INSTRUCTIONS FOR THE TASK - Output all entries exactly; images excluded.

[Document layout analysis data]
BEGIN

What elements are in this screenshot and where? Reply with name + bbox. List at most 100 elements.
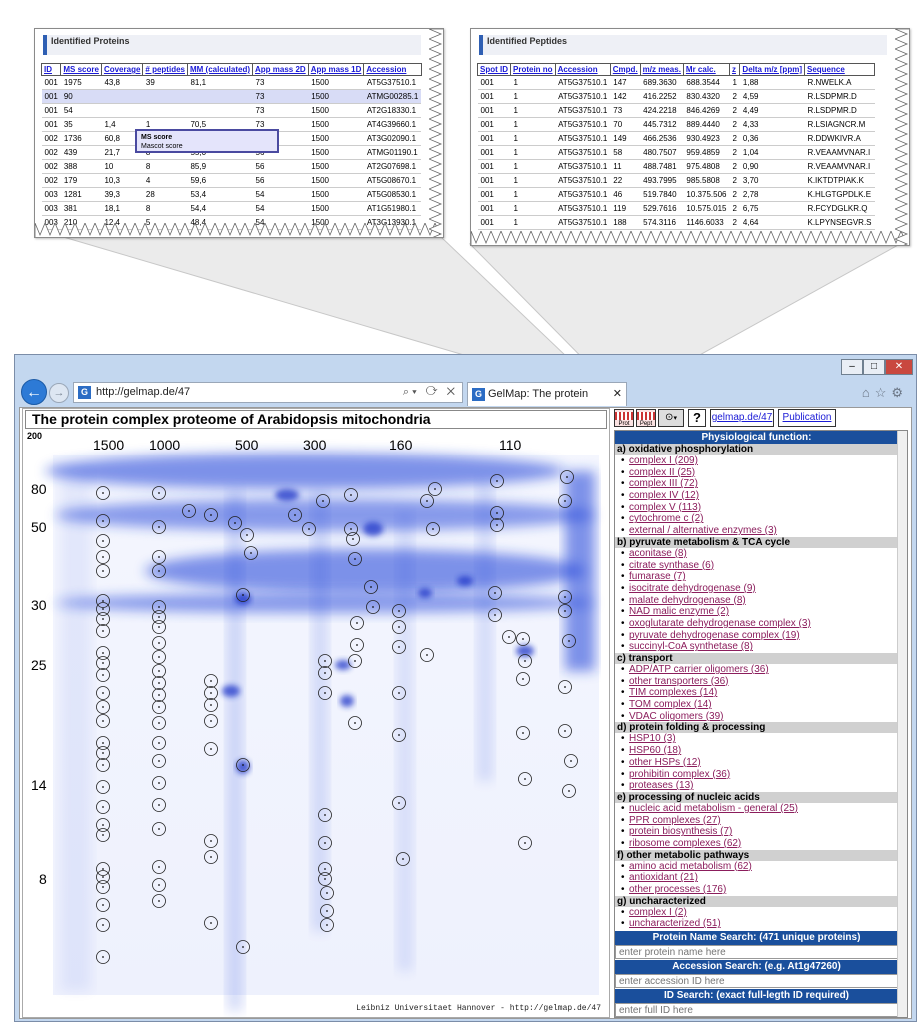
column-header[interactable]: Accession [363,63,422,76]
table-row[interactable]: 001 1 AT5G37510.1 11 488.7481 975.4808 2 0,90 R.… [477,159,875,174]
category-heading[interactable]: a) oxidative phosphorylation [615,444,898,455]
table-row[interactable]: 001 1 AT5G37510.1 142 416.2252 830.4320 2 4,59 R… [477,89,875,104]
category-item-link[interactable]: complex III (72) [615,478,898,490]
category-item-link[interactable]: HSP10 (3) [615,733,898,745]
gelmap-link[interactable]: gelmap.de/47 [710,409,774,427]
category-heading[interactable]: d) protein folding & processing [615,722,898,734]
help-button[interactable]: ? [688,409,706,427]
category-heading[interactable]: e) processing of nucleic acids [615,791,898,803]
column-header[interactable]: App mass 1D [307,63,365,76]
category-item-link[interactable]: uncharacterized (51) [615,918,898,930]
protein-name-search-input[interactable] [615,945,898,960]
table-row[interactable]: 001 1 AT5G37510.1 73 424.2218 846.4269 2 4,49 R.… [477,103,875,118]
column-header[interactable]: MS score [60,63,102,76]
column-header[interactable]: Protein no [510,63,556,76]
table-row[interactable]: 001 1 AT5G37510.1 147 689.3630 688.3544 1 1,88 R… [477,75,875,90]
category-item-link[interactable]: complex V (113) [615,502,898,514]
table-row[interactable]: 001 1 AT5G37510.1 22 493.7995 985.5808 2 3,70 K.… [477,173,875,188]
home-icon[interactable]: ⌂ [862,385,875,400]
category-item-link[interactable]: proteases (13) [615,780,898,792]
category-heading[interactable]: f) other metabolic pathways [615,849,898,861]
back-button[interactable]: ← [21,379,47,405]
maximize-button[interactable]: □ [863,359,885,375]
category-item-link[interactable]: other transporters (36) [615,676,898,688]
category-item-link[interactable]: NAD malic enzyme (2) [615,606,898,618]
tab-gelmap[interactable]: G GelMap: The protein comp... ✕ [467,382,627,422]
table-row[interactable]: 002 388 10 8 85,9 56 1500 AT2G07698.1 [41,159,422,174]
table-row[interactable]: 001 90 73 1500 ATMG00285.1 [41,89,422,104]
column-header[interactable]: Accession [554,63,611,76]
category-item-link[interactable]: fumarase (7) [615,571,898,583]
close-tab-icon[interactable]: ✕ [613,383,622,405]
column-header[interactable]: Mr calc. [682,63,730,76]
category-item-link[interactable]: complex I (2) [615,907,898,919]
category-item-link[interactable]: cytochrome c (2) [615,513,898,525]
category-item-link[interactable]: succinyl-CoA synthetase (8) [615,641,898,653]
column-header[interactable]: ID [40,63,62,76]
category-item-link[interactable]: pyruvate dehydrogenase complex (19) [615,630,898,642]
category-item-link[interactable]: prohibitin complex (36) [615,769,898,781]
category-item-link[interactable]: external / alternative enzymes (3) [615,525,898,537]
column-header[interactable]: Spot ID [477,63,511,76]
category-item-link[interactable]: citrate synthase (6) [615,560,898,572]
settings-gear-icon[interactable]: ⚙ [891,385,908,400]
gel-image-area[interactable]: 200 1500 1000 500 300 160 110 80 50 30 2… [25,431,607,1017]
category-item-link[interactable]: complex I (209) [615,455,898,467]
forward-button[interactable]: → [49,383,69,403]
browser-toolbar-icons[interactable]: ⌂☆⚙ [862,385,908,401]
category-item-link[interactable]: TIM complexes (14) [615,687,898,699]
column-header[interactable]: Coverage [100,63,144,76]
category-item-link[interactable]: other processes (176) [615,884,898,896]
peptide-table-button[interactable]: Pept [636,409,656,427]
table-row[interactable]: 001 1 AT5G37510.1 188 574.3116 1146.6033 2 4,64… [477,215,875,230]
close-window-button[interactable]: ✕ [885,359,913,375]
column-header[interactable]: z [728,63,741,76]
column-header[interactable]: Cmpd. [609,63,641,76]
category-item-link[interactable]: complex II (25) [615,467,898,479]
table-row[interactable]: 001 54 73 1500 AT2G18330.1 [41,103,422,118]
column-header[interactable]: App mass 2D [252,63,309,76]
category-item-link[interactable]: complex IV (12) [615,490,898,502]
table-row[interactable]: 001 1 AT5G37510.1 149 466.2536 930.4923 2 0,36 R… [477,131,875,146]
category-item-link[interactable]: protein biosynthesis (7) [615,826,898,838]
category-item-link[interactable]: PPR complexes (27) [615,815,898,827]
category-item-link[interactable]: amino acid metabolism (62) [615,861,898,873]
category-item-link[interactable]: ribosome complexes (62) [615,838,898,850]
category-item-link[interactable]: oxoglutarate dehydrogenase complex (3) [615,618,898,630]
sidebar-scrollbar[interactable] [897,431,907,1017]
table-row[interactable]: 001 1 AT5G37510.1 119 529.7616 10.575.015 2 6,7… [477,201,875,216]
table-row[interactable]: 001 1975 43,8 39 81,1 73 1500 AT5G37510.1 [41,75,422,90]
table-row[interactable]: 003 381 18,1 8 54,4 54 1500 AT1G51980.1 [41,201,422,216]
category-item-link[interactable]: ADP/ATP carrier oligomers (36) [615,664,898,676]
favorites-star-icon[interactable]: ☆ [875,385,892,400]
column-header[interactable]: Sequence [803,63,876,76]
category-item-link[interactable]: other HSPs (12) [615,757,898,769]
category-item-link[interactable]: VDAC oligomers (39) [615,711,898,723]
accession-search-input[interactable] [615,974,898,989]
category-item-link[interactable]: HSP60 (18) [615,745,898,757]
table-row[interactable]: 001 1 AT5G37510.1 58 480.7507 959.4859 2 1,04 R.… [477,145,875,160]
category-heading[interactable]: b) pyruvate metabolism & TCA cycle [615,536,898,548]
category-item-link[interactable]: malate dehydrogenase (8) [615,595,898,607]
table-row[interactable]: 002 179 10,3 4 59,6 56 1500 AT5G08670.1 [41,173,422,188]
column-header[interactable]: m/z meas. [639,63,684,76]
gel-image[interactable] [25,431,607,1017]
column-header[interactable]: Delta m/z [ppm] [739,63,805,76]
id-search-input[interactable] [615,1003,898,1017]
protein-table-button[interactable]: Prot [614,409,634,427]
address-bar[interactable]: G http://gelmap.de/47 ⌕▾ ⟳ ✕ [73,382,463,403]
category-heading[interactable]: c) transport [615,653,898,664]
column-header[interactable]: MM (calculated) [186,63,254,76]
category-item-link[interactable]: isocitrate dehydrogenase (9) [615,583,898,595]
category-item-link[interactable]: TOM complex (14) [615,699,898,711]
category-heading[interactable]: g) uncharacterized [615,895,898,907]
table-row[interactable]: 001 1 AT5G37510.1 46 519.7840 10.375.506 2 2,78… [477,187,875,202]
publication-link[interactable]: Publication [778,409,836,427]
address-actions-icon[interactable]: ⌕▾ ⟳ ✕ [403,383,458,402]
category-item-link[interactable]: nucleic acid metabolism - general (25) [615,803,898,815]
category-item-link[interactable]: aconitase (8) [615,548,898,560]
table-row[interactable]: 001 1 AT5G37510.1 70 445.7312 889.4440 2 4,33 R.… [477,117,875,132]
spot-marker-dropdown[interactable]: ⊙▾ [658,409,684,427]
table-row[interactable]: 003 1281 39,3 28 53,4 54 1500 AT5G08530.1 [41,187,422,202]
column-header[interactable]: # peptides [142,63,188,76]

END

RESULT -
What elements are in this screenshot and where? Reply with name + bbox. List at most 100 elements.
column-header[interactable]: Accession [363,63,422,76]
table-row[interactable]: 001 1 AT5G37510.1 11 488.7481 975.4808 2 0,90 R.… [477,159,875,174]
category-heading[interactable]: a) oxidative phosphorylation [615,444,898,455]
table-row[interactable]: 001 1 AT5G37510.1 142 416.2252 830.4320 2 4,59 R… [477,89,875,104]
category-item-link[interactable]: complex III (72) [615,478,898,490]
category-item-link[interactable]: HSP10 (3) [615,733,898,745]
gelmap-link[interactable]: gelmap.de/47 [710,409,774,427]
category-heading[interactable]: d) protein folding & processing [615,722,898,734]
help-button[interactable]: ? [688,409,706,427]
category-heading[interactable]: e) processing of nucleic acids [615,791,898,803]
column-header[interactable]: App mass 1D [307,63,365,76]
category-item-link[interactable]: uncharacterized (51) [615,918,898,930]
protein-name-search-input[interactable] [615,945,898,960]
table-row[interactable]: 001 1 AT5G37510.1 73 424.2218 846.4269 2 4,49 R.… [477,103,875,118]
column-header[interactable]: MS score [60,63,102,76]
column-header[interactable]: Protein no [510,63,556,76]
table-row[interactable]: 001 1 AT5G37510.1 147 689.3630 688.3544 1 1,88 R… [477,75,875,90]
category-item-link[interactable]: complex V (113) [615,502,898,514]
table-row[interactable]: 001 1 AT5G37510.1 22 493.7995 985.5808 2 3,70 K.… [477,173,875,188]
home-icon[interactable]: ⌂ [862,385,875,400]
category-item-link[interactable]: proteases (13) [615,780,898,792]
category-heading[interactable]: f) other metabolic pathways [615,849,898,861]
back-button[interactable]: ← [21,379,47,405]
maximize-button[interactable]: □ [863,359,885,375]
category-item-link[interactable]: other transporters (36) [615,676,898,688]
category-item-link[interactable]: NAD malic enzyme (2) [615,606,898,618]
tab-gelmap[interactable]: G GelMap: The protein comp... ✕ [467,382,627,422]
table-row[interactable]: 002 388 10 8 85,9 56 1500 AT2G07698.1 [41,159,422,174]
table-row[interactable]: 001 90 73 1500 ATMG00285.1 [41,89,422,104]
column-header[interactable]: Accession [554,63,611,76]
category-item-link[interactable]: fumarase (7) [615,571,898,583]
close-tab-icon[interactable]: ✕ [613,383,622,405]
column-header[interactable]: Mr calc. [682,63,730,76]
category-item-link[interactable]: complex I (2) [615,907,898,919]
category-item-link[interactable]: cytochrome c (2) [615,513,898,525]
category-item-link[interactable]: succinyl-CoA synthetase (8) [615,641,898,653]
column-header[interactable]: ID [40,63,62,76]
category-item-link[interactable]: pyruvate dehydrogenase complex (19) [615,630,898,642]
category-item-link[interactable]: prohibitin complex (36) [615,769,898,781]
category-item-link[interactable]: external / alternative enzymes (3) [615,525,898,537]
column-header[interactable]: Spot ID [477,63,511,76]
category-item-link[interactable]: citrate synthase (6) [615,560,898,572]
settings-gear-icon[interactable]: ⚙ [891,385,908,400]
gel-image-area[interactable]: 200 1500 1000 500 300 160 110 80 50 30 2… [25,431,607,1017]
category-item-link[interactable]: complex I (209) [615,455,898,467]
forward-button[interactable]: → [49,383,69,403]
browser-toolbar-icons[interactable]: ⌂☆⚙ [862,385,908,401]
category-item-link[interactable]: TIM complexes (14) [615,687,898,699]
column-header[interactable]: Coverage [100,63,144,76]
category-item-link[interactable]: other processes (176) [615,884,898,896]
peptide-table-button[interactable]: Pept [636,409,656,427]
table-row[interactable]: 001 1 AT5G37510.1 188 574.3116 1146.6033 2 4,64… [477,215,875,230]
close-window-button[interactable]: ✕ [885,359,913,375]
column-header[interactable]: z [728,63,741,76]
column-header[interactable]: Cmpd. [609,63,641,76]
category-item-link[interactable]: complex II (25) [615,467,898,479]
table-row[interactable]: 001 54 73 1500 AT2G18330.1 [41,103,422,118]
column-header[interactable]: App mass 2D [252,63,309,76]
category-item-link[interactable]: complex IV (12) [615,490,898,502]
table-row[interactable]: 001 1 AT5G37510.1 149 466.2536 930.4923 2 0,36 R… [477,131,875,146]
category-item-link[interactable]: protein biosynthesis (7) [615,826,898,838]
category-item-link[interactable]: PPR complexes (27) [615,815,898,827]
category-item-link[interactable]: amino acid metabolism (62) [615,861,898,873]
category-item-link[interactable]: ribosome complexes (62) [615,838,898,850]
category-item-link[interactable]: oxoglutarate dehydrogenase complex (3) [615,618,898,630]
sidebar-scrollbar[interactable] [897,431,907,1017]
table-row[interactable]: 001 1 AT5G37510.1 119 529.7616 10.575.015 2 6,7… [477,201,875,216]
table-row[interactable]: 001 1975 43,8 39 81,1 73 1500 AT5G37510.1 [41,75,422,90]
table-row[interactable]: 003 381 18,1 8 54,4 54 1500 AT1G51980.1 [41,201,422,216]
category-item-link[interactable]: ADP/ATP carrier oligomers (36) [615,664,898,676]
favorites-star-icon[interactable]: ☆ [875,385,892,400]
column-header[interactable]: Sequence [803,63,876,76]
category-item-link[interactable]: other HSPs (12) [615,757,898,769]
category-item-link[interactable]: VDAC oligomers (39) [615,711,898,723]
accession-search-input[interactable] [615,974,898,989]
category-item-link[interactable]: HSP60 (18) [615,745,898,757]
table-row[interactable]: 001 1 AT5G37510.1 58 480.7507 959.4859 2 1,04 R.… [477,145,875,160]
category-heading[interactable]: b) pyruvate metabolism & TCA cycle [615,536,898,548]
category-item-link[interactable]: malate dehydrogenase (8) [615,595,898,607]
table-row[interactable]: 002 179 10,3 4 59,6 56 1500 AT5G08670.1 [41,173,422,188]
column-header[interactable]: m/z meas. [639,63,684,76]
gel-image[interactable] [25,431,607,1017]
column-header[interactable]: Delta m/z [ppm] [739,63,805,76]
id-search-input[interactable] [615,1003,898,1017]
protein-table-button[interactable]: Prot [614,409,634,427]
address-bar[interactable]: G http://gelmap.de/47 ⌕▾ ⟳ ✕ [73,382,463,403]
category-heading[interactable]: c) transport [615,653,898,664]
column-header[interactable]: MM (calculated) [186,63,254,76]
category-item-link[interactable]: isocitrate dehydrogenase (9) [615,583,898,595]
category-item-link[interactable]: TOM complex (14) [615,699,898,711]
category-heading[interactable]: g) uncharacterized [615,895,898,907]
table-row[interactable]: 001 1 AT5G37510.1 46 519.7840 10.375.506 2 2,78… [477,187,875,202]
publication-link[interactable]: Publication [778,409,836,427]
address-actions-icon[interactable]: ⌕▾ ⟳ ✕ [403,383,458,402]
category-item-link[interactable]: nucleic acid metabolism - general (25) [615,803,898,815]
category-item-link[interactable]: aconitase (8) [615,548,898,560]
table-row[interactable]: 001 1 AT5G37510.1 70 445.7312 889.4440 2 4,33 R.… [477,117,875,132]
spot-marker-dropdown[interactable]: ⊙▾ [658,409,684,427]
table-row[interactable]: 003 1281 39,3 28 53,4 54 1500 AT5G08530.1 [41,187,422,202]
column-header[interactable]: # peptides [142,63,188,76]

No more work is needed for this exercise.